TO BE DONE —
All of the entries need to be written out again, exactly as they are.

(Recorded data)
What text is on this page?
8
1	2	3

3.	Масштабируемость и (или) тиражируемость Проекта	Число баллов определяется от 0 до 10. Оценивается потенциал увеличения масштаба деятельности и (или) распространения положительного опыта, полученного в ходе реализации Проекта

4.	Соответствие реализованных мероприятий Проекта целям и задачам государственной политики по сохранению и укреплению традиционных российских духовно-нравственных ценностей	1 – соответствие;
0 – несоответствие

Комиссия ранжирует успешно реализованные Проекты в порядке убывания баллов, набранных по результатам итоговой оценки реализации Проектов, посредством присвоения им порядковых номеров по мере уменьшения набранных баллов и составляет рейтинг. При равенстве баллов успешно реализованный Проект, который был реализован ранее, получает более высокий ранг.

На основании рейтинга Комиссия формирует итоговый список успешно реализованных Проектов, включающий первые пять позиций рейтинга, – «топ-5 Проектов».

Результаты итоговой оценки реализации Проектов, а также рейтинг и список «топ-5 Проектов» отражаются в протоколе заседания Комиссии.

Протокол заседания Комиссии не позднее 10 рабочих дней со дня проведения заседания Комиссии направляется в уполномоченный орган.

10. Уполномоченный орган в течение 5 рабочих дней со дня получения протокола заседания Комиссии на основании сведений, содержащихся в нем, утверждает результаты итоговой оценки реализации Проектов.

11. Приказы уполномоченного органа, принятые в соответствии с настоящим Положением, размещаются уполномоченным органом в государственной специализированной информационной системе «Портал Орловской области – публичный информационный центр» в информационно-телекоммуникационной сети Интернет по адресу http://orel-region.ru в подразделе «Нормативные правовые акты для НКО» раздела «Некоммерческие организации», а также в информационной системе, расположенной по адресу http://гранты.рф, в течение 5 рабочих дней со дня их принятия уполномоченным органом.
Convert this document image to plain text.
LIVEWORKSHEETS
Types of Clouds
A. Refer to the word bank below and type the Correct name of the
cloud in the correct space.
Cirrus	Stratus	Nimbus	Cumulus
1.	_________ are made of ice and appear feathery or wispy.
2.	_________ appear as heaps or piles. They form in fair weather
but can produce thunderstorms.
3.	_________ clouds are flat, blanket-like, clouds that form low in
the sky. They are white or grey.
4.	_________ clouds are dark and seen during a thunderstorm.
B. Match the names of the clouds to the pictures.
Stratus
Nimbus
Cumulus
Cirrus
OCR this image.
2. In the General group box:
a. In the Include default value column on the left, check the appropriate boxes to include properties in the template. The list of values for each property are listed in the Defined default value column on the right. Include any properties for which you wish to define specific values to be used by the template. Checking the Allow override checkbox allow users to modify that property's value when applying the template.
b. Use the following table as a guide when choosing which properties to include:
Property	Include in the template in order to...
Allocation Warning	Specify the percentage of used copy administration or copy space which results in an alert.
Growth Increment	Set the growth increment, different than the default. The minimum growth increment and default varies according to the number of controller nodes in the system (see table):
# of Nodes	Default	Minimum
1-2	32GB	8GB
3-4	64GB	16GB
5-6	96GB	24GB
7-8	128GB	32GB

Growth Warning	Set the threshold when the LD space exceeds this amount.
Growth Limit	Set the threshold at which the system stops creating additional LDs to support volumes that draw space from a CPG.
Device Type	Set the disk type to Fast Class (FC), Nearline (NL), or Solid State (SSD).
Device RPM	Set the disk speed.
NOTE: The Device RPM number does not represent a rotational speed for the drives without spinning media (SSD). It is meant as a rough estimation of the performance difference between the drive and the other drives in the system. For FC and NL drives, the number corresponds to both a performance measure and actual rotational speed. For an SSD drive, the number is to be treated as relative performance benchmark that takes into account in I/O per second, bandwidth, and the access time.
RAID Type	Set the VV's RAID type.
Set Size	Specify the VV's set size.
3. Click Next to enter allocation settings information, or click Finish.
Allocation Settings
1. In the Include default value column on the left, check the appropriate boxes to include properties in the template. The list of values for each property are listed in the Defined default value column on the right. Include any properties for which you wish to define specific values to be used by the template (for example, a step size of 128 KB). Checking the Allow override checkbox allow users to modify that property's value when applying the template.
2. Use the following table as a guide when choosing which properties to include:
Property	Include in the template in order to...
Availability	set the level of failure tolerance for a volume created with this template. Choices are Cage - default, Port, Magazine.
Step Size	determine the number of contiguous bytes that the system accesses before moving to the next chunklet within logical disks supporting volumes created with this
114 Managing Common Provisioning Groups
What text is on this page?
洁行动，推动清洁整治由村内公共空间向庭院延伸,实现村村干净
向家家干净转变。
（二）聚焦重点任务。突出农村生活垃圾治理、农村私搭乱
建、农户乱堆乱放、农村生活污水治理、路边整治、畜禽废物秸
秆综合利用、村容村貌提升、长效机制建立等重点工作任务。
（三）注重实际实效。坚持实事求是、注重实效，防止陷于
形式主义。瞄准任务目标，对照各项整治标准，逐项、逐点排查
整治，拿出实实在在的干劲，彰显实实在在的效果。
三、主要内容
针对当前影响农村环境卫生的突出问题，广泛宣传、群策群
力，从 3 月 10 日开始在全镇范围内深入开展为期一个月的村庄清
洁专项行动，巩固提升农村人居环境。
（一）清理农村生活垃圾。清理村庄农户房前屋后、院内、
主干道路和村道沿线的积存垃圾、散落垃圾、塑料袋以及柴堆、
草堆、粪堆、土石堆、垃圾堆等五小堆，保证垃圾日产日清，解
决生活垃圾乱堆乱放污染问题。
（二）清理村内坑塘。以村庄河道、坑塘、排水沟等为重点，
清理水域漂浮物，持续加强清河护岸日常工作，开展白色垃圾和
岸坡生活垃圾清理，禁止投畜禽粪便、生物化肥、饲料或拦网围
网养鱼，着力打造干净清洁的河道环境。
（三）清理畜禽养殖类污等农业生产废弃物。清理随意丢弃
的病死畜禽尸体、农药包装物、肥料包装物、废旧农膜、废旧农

EXPECTED OUTPUT —
What text is on this page?
8
1	2	3

3.	Масштабируемость и (или) тиражируемость Проекта	Число баллов определяется от 0 до 10. Оценивается потенциал увеличения масштаба деятельности и (или) распространения положительного опыта, полученного в ходе реализации Проекта

4.	Соответствие реализованных мероприятий Проекта целям и задачам государственной политики по сохранению и укреплению традиционных российских духовно-нравственных ценностей	1 – соответствие;
0 – несоответствие

Комиссия ранжирует успешно реализованные Проекты в порядке убывания баллов, набранных по результатам итоговой оценки реализации Проектов, посредством присвоения им порядковых номеров по мере уменьшения набранных баллов и составляет рейтинг. При равенстве баллов успешно реализованный Проект, который был реализован ранее, получает более высокий ранг.

На основании рейтинга Комиссия формирует итоговый список успешно реализованных Проектов, включающий первые пять позиций рейтинга, – «топ-5 Проектов».

Результаты итоговой оценки реализации Проектов, а также рейтинг и список «топ-5 Проектов» отражаются в протоколе заседания Комиссии.

Протокол заседания Комиссии не позднее 10 рабочих дней со дня проведения заседания Комиссии направляется в уполномоченный орган.

10. Уполномоченный орган в течение 5 рабочих дней со дня получения протокола заседания Комиссии на основании сведений, содержащихся в нем, утверждает результаты итоговой оценки реализации Проектов.

11. Приказы уполномоченного органа, принятые в соответствии с настоящим Положением, размещаются уполномоченным органом в государственной специализированной информационной системе «Портал Орловской области – публичный информационный центр» в информационно-телекоммуникационной сети Интернет по адресу http://orel-region.ru в подразделе «Нормативные правовые акты для НКО» раздела «Некоммерческие организации», а также в информационной системе, расположенной по адресу http://гранты.рф, в течение 5 рабочих дней со дня их принятия уполномоченным органом.
Convert this document image to plain text.
LIVEWORKSHEETS
Types of Clouds
A. Refer to the word bank below and type the Correct name of the
cloud in the correct space.
Cirrus	Stratus	Nimbus	Cumulus
1.	_________ are made of ice and appear feathery or wispy.
2.	_________ appear as heaps or piles. They form in fair weather
but can produce thunderstorms.
3.	_________ clouds are flat, blanket-like, clouds that form low in
the sky. They are white or grey.
4.	_________ clouds are dark and seen during a thunderstorm.
B. Match the names of the clouds to the pictures.
Stratus
Nimbus
Cumulus
Cirrus
OCR this image.
2. In the General group box:
a. In the Include default value column on the left, check the appropriate boxes to include properties in the template. The list of values for each property are listed in the Defined default value column on the right. Include any properties for which you wish to define specific values to be used by the template. Checking the Allow override checkbox allow users to modify that property's value when applying the template.
b. Use the following table as a guide when choosing which properties to include:
Property	Include in the template in order to...
Allocation Warning	Specify the percentage of used copy administration or copy space which results in an alert.
Growth Increment	Set the growth increment, different than the default. The minimum growth increment and default varies according to the number of controller nodes in the system (see table):
# of Nodes	Default	Minimum
1-2	32GB	8GB
3-4	64GB	16GB
5-6	96GB	24GB
7-8	128GB	32GB

Growth Warning	Set the threshold when the LD space exceeds this amount.
Growth Limit	Set the threshold at which the system stops creating additional LDs to support volumes that draw space from a CPG.
Device Type	Set the disk type to Fast Class (FC), Nearline (NL), or Solid State (SSD).
Device RPM	Set the disk speed.
NOTE: The Device RPM number does not represent a rotational speed for the drives without spinning media (SSD). It is meant as a rough estimation of the performance difference between the drive and the other drives in the system. For FC and NL drives, the number corresponds to both a performance measure and actual rotational speed. For an SSD drive, the number is to be treated as relative performance benchmark that takes into account in I/O per second, bandwidth, and the access time.
RAID Type	Set the VV's RAID type.
Set Size	Specify the VV's set size.
3. Click Next to enter allocation settings information, or click Finish.
Allocation Settings
1. In the Include default value column on the left, check the appropriate boxes to include properties in the template. The list of values for each property are listed in the Defined default value column on the right. Include any properties for which you wish to define specific values to be used by the template (for example, a step size of 128 KB). Checking the Allow override checkbox allow users to modify that property's value when applying the template.
2. Use the following table as a guide when choosing which properties to include:
Property	Include in the template in order to...
Availability	set the level of failure tolerance for a volume created with this template. Choices are Cage - default, Port, Magazine.
Step Size	determine the number of contiguous bytes that the system accesses before moving to the next chunklet within logical disks supporting volumes created with this
114 Managing Common Provisioning Groups
What text is on this page?
洁行动，推动清洁整治由村内公共空间向庭院延伸,实现村村干净
向家家干净转变。
（二）聚焦重点任务。突出农村生活垃圾治理、农村私搭乱
建、农户乱堆乱放、农村生活污水治理、路边整治、畜禽废物秸
秆综合利用、村容村貌提升、长效机制建立等重点工作任务。
（三）注重实际实效。坚持实事求是、注重实效，防止陷于
形式主义。瞄准任务目标，对照各项整治标准，逐项、逐点排查
整治，拿出实实在在的干劲，彰显实实在在的效果。
三、主要内容
针对当前影响农村环境卫生的突出问题，广泛宣传、群策群
力，从 3 月 10 日开始在全镇范围内深入开展为期一个月的村庄清
洁专项行动，巩固提升农村人居环境。
（一）清理农村生活垃圾。清理村庄农户房前屋后、院内、
主干道路和村道沿线的积存垃圾、散落垃圾、塑料袋以及柴堆、
草堆、粪堆、土石堆、垃圾堆等五小堆，保证垃圾日产日清，解
决生活垃圾乱堆乱放污染问题。
（二）清理村内坑塘。以村庄河道、坑塘、排水沟等为重点，
清理水域漂浮物，持续加强清河护岸日常工作，开展白色垃圾和
岸坡生活垃圾清理，禁止投畜禽粪便、生物化肥、饲料或拦网围
网养鱼，着力打造干净清洁的河道环境。
（三）清理畜禽养殖类污等农业生产废弃物。清理随意丢弃
的病死畜禽尸体、农药包装物、肥料包装物、废旧农膜、废旧农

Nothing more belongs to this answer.